Yes, I have calculated the amount of heat required to boil off the water per kg, say Q1, (by using the specific heat capacity and the latent heat of vaporization). That is why I am asking whether the heat transfer is mainly by conduction or convection so that I can use an empirical correlation to determine the heat transfer rate, q. And then determine if water will evaporate by looking at the 2 values.

 

For eg, we know heat transfer by convection follows the equation q = h * A * dT. the convective heat transfer coefficient, h, can be found by the empirical correlation and using the Nusselt number. Area, A, will be the surface area of a sphere, assuming a water droplet diameter. and dT will be the difference in T between the exhaust gas and water. So, I will take Q1 to compare with q(in units of J/s though) and see if the heat transfer by convection is enough to evaporate the water. 

 

Does this sound logical or no?

[Dacs]

You cannot use heat transfer concepts alone when dealing with evaporation. It's simultaneous mass and heat transfer. Essentially, you're also transferring mass from the water droplet to the hot gas and also transferring heat from the hot gas to the water droplets simultaneously.

 

What you described above might only apply when your water droplets undergo sensible heat change. My ChE concepts might be rusty, but I do remember that there's a concept of HTU and NTU when dealing with simultaneous heat and mass transfer. I suppose you can start on that, especially in how they come up with the basis.

**Goal 1**
Duplicate the part of the evaporation thread starting at "You cannot use" and ending at "water droplets simultaneously.".
**Goal 2**
In the evaporation thread, what two properties were used to calculate the heat needed to boil off the water per kg?
**Goal 3**
Resume the evaporation thread after its last sentence.
The items have nothing to do with this work.

**Extracted entries**
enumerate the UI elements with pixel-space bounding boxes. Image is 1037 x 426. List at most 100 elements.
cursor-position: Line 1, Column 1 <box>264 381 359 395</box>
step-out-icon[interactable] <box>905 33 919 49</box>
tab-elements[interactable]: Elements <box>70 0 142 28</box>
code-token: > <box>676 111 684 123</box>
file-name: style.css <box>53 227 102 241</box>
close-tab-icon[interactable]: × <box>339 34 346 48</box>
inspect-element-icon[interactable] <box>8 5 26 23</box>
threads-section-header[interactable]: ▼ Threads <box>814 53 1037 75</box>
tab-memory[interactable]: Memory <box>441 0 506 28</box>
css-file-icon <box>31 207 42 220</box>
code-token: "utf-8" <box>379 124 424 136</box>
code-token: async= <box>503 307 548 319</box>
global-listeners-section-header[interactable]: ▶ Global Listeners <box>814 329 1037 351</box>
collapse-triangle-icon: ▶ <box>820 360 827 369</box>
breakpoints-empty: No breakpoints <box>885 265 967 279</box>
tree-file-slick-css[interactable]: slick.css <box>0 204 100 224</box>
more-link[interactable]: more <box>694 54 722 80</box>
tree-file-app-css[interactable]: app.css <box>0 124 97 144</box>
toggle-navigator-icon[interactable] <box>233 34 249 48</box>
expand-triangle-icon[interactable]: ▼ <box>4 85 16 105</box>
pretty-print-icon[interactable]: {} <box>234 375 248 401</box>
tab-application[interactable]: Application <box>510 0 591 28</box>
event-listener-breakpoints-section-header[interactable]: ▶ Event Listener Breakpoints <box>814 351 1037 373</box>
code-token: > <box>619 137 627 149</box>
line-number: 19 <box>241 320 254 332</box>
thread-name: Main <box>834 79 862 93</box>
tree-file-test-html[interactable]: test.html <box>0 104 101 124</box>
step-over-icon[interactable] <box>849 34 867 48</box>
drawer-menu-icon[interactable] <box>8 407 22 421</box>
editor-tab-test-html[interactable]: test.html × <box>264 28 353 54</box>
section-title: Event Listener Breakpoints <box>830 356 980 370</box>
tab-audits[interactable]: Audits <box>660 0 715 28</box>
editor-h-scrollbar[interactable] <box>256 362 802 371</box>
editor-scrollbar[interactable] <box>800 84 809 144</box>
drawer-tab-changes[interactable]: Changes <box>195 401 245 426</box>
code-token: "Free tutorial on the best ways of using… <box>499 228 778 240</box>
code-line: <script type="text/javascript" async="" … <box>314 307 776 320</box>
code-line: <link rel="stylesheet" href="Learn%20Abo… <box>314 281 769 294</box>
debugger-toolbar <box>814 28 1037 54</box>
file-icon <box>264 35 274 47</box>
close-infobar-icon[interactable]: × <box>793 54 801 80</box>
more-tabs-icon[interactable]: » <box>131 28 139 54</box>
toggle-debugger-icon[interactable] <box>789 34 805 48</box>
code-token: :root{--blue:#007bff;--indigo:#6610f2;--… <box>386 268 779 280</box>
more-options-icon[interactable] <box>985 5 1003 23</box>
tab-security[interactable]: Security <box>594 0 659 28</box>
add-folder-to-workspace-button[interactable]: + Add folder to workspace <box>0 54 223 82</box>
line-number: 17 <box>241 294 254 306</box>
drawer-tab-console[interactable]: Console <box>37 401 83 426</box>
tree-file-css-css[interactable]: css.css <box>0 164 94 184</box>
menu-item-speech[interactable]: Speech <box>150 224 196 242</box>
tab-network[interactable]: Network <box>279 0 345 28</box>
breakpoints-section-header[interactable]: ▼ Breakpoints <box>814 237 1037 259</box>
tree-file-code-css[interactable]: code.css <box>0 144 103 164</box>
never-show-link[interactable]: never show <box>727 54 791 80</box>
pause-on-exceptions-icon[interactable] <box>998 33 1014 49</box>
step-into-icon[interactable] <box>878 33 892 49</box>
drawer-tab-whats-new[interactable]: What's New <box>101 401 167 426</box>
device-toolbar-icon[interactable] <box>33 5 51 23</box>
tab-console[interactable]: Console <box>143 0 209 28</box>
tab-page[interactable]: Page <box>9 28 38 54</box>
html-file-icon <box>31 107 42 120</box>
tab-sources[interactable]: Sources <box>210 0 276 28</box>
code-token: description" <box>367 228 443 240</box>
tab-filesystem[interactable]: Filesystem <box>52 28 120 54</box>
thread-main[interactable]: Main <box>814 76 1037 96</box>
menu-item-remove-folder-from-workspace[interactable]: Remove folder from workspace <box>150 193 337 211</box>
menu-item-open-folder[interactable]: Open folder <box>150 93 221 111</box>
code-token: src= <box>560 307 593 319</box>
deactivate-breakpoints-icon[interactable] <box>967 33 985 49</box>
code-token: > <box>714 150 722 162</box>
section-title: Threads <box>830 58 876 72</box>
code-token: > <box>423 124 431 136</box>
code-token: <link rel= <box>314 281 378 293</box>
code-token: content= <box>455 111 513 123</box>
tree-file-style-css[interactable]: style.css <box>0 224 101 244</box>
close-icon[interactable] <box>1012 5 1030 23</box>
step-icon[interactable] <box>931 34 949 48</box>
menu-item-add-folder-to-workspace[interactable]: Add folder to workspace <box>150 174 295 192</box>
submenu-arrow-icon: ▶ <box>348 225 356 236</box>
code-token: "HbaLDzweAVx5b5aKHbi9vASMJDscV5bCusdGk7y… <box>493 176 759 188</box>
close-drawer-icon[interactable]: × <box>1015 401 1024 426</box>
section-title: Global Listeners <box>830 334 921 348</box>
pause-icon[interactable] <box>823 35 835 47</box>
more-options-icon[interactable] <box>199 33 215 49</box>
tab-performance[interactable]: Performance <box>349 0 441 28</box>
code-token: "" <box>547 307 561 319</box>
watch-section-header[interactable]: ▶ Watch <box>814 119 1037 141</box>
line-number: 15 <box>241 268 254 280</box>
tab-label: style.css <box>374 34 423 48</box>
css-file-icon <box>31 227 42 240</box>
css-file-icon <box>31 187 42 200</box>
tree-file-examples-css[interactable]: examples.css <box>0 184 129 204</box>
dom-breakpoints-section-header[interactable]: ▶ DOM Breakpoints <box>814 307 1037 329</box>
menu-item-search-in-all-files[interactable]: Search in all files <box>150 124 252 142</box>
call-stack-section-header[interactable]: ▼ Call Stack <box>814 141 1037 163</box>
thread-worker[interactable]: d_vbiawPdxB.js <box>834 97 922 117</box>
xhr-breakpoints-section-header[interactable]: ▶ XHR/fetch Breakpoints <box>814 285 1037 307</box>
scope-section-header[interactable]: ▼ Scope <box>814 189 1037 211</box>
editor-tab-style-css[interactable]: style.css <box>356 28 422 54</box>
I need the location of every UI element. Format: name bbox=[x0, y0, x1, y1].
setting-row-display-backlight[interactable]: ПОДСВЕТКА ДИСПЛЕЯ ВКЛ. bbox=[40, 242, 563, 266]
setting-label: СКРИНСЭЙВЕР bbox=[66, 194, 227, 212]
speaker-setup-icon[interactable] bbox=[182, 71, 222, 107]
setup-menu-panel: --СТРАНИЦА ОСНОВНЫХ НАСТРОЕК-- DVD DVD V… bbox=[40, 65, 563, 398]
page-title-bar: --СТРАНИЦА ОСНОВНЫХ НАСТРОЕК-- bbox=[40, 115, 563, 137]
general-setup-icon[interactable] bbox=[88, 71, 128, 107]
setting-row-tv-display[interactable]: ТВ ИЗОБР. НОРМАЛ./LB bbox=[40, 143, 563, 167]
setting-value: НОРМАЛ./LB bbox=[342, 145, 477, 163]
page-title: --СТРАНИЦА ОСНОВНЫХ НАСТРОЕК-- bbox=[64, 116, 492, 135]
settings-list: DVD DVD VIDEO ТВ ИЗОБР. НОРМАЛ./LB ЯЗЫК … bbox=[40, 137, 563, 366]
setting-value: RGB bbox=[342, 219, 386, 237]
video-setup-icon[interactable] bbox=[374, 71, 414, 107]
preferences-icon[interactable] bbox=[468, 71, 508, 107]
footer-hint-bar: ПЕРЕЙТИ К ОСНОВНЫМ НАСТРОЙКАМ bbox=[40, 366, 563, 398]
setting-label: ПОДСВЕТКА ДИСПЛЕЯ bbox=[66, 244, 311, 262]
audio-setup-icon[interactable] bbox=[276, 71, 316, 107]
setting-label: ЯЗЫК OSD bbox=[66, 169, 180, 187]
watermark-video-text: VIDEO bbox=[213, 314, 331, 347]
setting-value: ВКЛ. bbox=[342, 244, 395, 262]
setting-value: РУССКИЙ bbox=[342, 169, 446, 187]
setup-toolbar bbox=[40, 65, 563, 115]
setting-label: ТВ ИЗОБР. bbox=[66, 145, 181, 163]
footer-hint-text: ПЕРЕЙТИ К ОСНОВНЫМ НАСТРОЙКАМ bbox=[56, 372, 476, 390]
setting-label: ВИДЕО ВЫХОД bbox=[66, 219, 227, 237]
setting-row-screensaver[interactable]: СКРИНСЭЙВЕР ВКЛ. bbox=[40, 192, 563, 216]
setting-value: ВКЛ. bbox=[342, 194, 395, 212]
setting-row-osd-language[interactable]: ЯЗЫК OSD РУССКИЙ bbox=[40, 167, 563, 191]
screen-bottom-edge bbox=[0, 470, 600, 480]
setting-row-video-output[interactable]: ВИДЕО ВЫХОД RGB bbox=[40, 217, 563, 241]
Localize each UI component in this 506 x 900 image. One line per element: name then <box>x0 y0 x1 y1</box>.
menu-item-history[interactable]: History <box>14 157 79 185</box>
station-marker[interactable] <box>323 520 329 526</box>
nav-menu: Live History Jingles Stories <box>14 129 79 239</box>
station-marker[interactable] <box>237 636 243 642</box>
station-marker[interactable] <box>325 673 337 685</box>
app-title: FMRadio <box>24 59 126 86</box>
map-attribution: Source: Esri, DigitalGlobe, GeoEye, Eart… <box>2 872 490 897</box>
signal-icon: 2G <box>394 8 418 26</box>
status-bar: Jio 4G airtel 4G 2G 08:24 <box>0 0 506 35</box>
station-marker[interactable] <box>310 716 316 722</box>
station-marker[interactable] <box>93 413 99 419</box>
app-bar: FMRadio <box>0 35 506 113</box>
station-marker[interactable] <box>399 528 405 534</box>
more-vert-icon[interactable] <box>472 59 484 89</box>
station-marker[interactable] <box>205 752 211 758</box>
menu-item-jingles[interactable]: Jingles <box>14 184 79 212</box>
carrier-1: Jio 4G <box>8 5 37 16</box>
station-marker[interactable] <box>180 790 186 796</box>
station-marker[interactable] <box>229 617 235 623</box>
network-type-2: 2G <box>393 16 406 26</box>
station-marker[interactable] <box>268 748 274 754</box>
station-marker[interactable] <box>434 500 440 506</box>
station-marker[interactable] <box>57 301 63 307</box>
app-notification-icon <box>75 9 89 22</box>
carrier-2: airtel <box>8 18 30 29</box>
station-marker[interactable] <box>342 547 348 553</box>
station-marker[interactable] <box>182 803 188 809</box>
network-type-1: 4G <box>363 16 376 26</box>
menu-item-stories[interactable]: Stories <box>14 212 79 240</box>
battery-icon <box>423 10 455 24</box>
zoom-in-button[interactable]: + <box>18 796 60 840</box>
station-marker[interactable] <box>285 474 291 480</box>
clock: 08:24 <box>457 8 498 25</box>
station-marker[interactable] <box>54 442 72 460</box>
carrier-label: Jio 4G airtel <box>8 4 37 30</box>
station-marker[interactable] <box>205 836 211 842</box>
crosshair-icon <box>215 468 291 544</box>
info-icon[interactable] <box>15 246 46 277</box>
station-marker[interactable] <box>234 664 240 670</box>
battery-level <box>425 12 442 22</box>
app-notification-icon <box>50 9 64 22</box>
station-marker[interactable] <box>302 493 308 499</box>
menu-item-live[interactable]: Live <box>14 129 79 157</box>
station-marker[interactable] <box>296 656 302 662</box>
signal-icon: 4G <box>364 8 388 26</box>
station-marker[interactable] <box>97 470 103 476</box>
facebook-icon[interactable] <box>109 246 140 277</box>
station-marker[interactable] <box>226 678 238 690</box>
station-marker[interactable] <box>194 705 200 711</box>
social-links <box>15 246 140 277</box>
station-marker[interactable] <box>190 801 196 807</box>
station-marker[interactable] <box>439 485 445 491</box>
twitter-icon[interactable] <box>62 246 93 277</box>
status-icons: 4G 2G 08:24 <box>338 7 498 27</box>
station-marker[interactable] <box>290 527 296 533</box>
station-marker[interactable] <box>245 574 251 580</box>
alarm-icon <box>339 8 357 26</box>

**Response 1**
You cannot use heat transfer concepts alone when dealing with evaporation. It's simultaneous mass and heat transfer. Essentially, you're also transferring mass from the water droplet to the hot gas and also transferring heat from the hot gas to the water droplets simultaneously.

**Response 2**
The specific heat capacity and the latent heat of vaporization.

**Response 3**
 

[thorium90]

Guys, what you are discussing is a common problem of humidification that can be found in many textbooks that can be found in libraries or bookstores. There is no need to re-analyse the mechanics and redo the deriviation of the equations involved unless you are gunning for a PhD thesis. It has already been researched and reported on by various researchers in the past. As an engineer, it would be more practical to focus on how to apply the theory and equations to real situations.

Attached Files

•  Coulson excerpt.pdf   381.17KB   14 downloads

[Dacs]

thorium90: Not that I don't agree with you (I said humidification in my post way above after all), but I think it'll be more beneficial for him to understand the concept behind the equations so that he'll fully understand the mechanics of what's happening.

 

He has all the time and energy to do that (I believe he's still a student) and it'll benefit him in the long run.

[mixednuts]

Ok, if the water being sprayed is not pure water, but lets say 40% sodium sulphate solution, Is this still a common problem of humidification?

 

I have read through the coulson excerpt but I am still unclear as to how am I supposed to determine the mass of water evaporated.

 

Guys, thanks for the patience btw.

[Dacs]

I cannot speak in behalf of others, but I haven't encountered any humidification process that involved using a solution. It's always water (such as cooling towers).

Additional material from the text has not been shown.